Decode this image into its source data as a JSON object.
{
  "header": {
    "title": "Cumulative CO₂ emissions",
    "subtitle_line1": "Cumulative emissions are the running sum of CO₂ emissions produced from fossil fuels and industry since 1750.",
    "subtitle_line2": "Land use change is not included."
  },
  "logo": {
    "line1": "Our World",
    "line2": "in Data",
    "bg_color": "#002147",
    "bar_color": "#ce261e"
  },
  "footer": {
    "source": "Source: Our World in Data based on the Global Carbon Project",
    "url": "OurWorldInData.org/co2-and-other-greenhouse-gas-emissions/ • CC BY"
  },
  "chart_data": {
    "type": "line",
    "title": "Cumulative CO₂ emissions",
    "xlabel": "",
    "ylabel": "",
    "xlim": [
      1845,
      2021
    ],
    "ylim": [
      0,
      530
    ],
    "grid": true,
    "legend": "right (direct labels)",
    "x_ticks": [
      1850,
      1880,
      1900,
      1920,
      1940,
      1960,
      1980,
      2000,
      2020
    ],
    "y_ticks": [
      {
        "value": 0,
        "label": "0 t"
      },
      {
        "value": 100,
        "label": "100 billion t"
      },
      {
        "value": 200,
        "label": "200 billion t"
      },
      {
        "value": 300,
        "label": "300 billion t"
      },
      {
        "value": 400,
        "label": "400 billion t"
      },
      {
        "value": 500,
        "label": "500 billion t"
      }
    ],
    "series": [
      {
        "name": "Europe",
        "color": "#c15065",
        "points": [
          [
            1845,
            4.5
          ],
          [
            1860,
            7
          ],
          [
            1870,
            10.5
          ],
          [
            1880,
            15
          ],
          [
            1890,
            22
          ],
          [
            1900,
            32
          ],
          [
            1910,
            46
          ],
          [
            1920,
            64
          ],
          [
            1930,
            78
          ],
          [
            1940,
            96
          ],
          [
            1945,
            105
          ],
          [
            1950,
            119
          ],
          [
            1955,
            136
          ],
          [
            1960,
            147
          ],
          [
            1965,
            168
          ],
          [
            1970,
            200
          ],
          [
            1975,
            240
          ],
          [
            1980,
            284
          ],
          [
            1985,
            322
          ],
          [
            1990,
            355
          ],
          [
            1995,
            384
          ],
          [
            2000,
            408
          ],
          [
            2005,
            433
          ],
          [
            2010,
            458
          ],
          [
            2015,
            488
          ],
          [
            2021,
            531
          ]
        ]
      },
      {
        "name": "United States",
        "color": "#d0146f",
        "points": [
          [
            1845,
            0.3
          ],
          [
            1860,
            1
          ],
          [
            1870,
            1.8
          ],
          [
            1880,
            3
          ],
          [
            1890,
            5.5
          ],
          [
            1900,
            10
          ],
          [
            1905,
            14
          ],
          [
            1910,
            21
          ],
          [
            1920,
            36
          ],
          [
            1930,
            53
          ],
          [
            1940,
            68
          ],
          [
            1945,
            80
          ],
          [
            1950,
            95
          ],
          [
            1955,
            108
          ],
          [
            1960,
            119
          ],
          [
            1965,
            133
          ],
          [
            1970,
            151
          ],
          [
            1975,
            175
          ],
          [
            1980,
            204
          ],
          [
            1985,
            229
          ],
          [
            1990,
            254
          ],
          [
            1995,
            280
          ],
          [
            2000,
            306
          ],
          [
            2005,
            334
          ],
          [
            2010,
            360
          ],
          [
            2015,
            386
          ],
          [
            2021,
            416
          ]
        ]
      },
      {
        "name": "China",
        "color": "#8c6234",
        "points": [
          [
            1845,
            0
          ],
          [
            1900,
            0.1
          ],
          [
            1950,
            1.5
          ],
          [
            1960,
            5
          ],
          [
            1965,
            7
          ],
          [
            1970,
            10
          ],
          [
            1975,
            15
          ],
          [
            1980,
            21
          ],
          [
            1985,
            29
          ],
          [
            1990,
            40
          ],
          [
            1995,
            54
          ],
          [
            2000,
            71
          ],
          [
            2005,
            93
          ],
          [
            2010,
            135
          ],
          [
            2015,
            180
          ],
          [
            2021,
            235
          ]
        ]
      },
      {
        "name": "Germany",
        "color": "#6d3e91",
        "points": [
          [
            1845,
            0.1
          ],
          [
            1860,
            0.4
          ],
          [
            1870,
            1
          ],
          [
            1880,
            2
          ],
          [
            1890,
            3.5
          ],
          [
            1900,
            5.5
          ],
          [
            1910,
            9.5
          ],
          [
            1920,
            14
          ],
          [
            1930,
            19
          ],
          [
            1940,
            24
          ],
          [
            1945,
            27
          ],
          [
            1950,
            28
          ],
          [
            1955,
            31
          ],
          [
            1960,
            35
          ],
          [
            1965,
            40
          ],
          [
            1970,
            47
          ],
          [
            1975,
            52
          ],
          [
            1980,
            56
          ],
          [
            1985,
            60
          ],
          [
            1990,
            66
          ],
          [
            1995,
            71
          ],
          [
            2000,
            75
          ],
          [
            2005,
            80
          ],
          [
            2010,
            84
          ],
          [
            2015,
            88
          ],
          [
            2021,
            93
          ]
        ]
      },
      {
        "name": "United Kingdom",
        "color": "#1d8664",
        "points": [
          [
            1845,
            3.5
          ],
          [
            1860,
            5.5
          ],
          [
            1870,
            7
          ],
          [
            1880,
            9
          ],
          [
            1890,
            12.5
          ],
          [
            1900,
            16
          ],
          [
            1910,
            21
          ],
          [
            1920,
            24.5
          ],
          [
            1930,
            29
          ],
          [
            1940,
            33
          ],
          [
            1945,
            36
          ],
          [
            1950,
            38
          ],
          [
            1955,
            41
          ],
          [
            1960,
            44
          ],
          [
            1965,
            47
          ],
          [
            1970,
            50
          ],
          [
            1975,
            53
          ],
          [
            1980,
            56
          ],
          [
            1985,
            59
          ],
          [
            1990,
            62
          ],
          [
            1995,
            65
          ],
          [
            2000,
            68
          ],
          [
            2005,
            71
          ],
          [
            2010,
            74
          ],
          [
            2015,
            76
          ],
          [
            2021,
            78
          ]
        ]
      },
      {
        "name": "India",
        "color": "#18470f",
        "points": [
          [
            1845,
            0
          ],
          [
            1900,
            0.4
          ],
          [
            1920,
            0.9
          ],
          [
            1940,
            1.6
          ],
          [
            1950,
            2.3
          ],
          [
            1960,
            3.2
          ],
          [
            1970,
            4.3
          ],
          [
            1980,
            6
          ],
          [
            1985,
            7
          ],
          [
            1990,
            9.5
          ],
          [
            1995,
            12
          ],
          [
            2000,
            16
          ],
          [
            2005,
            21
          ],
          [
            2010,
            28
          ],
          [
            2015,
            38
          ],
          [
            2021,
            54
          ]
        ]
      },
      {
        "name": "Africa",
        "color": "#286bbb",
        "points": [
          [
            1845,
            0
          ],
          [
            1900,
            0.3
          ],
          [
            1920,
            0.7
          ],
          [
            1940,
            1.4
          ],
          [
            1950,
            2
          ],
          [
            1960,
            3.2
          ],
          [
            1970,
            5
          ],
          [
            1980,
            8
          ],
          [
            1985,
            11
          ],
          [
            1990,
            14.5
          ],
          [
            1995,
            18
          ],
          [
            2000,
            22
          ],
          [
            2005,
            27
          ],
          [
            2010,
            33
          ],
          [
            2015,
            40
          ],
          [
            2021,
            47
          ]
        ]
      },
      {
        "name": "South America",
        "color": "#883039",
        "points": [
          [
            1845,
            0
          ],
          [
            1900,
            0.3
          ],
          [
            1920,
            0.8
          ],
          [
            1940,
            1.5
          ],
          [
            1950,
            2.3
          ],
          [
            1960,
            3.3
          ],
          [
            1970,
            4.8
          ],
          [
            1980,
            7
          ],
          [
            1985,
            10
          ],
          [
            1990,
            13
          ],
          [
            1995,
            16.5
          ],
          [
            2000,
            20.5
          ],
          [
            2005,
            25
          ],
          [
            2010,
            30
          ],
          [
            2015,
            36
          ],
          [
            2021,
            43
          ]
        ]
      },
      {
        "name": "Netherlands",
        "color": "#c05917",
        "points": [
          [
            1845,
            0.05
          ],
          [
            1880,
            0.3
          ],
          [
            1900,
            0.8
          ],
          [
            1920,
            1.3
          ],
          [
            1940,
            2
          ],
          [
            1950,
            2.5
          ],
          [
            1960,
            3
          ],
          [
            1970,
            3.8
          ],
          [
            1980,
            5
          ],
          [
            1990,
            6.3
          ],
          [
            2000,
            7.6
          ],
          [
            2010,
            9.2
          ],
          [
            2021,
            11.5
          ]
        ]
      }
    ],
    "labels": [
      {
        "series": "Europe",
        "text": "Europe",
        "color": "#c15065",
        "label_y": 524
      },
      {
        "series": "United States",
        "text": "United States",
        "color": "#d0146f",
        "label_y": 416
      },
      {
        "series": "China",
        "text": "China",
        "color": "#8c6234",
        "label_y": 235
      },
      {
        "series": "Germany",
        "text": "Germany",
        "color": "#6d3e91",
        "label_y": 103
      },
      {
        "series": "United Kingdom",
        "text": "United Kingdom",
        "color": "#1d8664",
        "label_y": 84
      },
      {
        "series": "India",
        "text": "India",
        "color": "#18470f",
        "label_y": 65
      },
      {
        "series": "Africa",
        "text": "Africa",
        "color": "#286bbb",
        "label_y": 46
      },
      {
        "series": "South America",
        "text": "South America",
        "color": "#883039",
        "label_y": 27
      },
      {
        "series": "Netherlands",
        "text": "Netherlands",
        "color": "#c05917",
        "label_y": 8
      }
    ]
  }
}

| Exercise |
From the entries above, select each line containing the string "billion".

| Full output |
        "label": "100 billion t"
        "label": "200 billion t"
        "label": "300 billion t"
        "label": "400 billion t"
        "label": "500 billion t"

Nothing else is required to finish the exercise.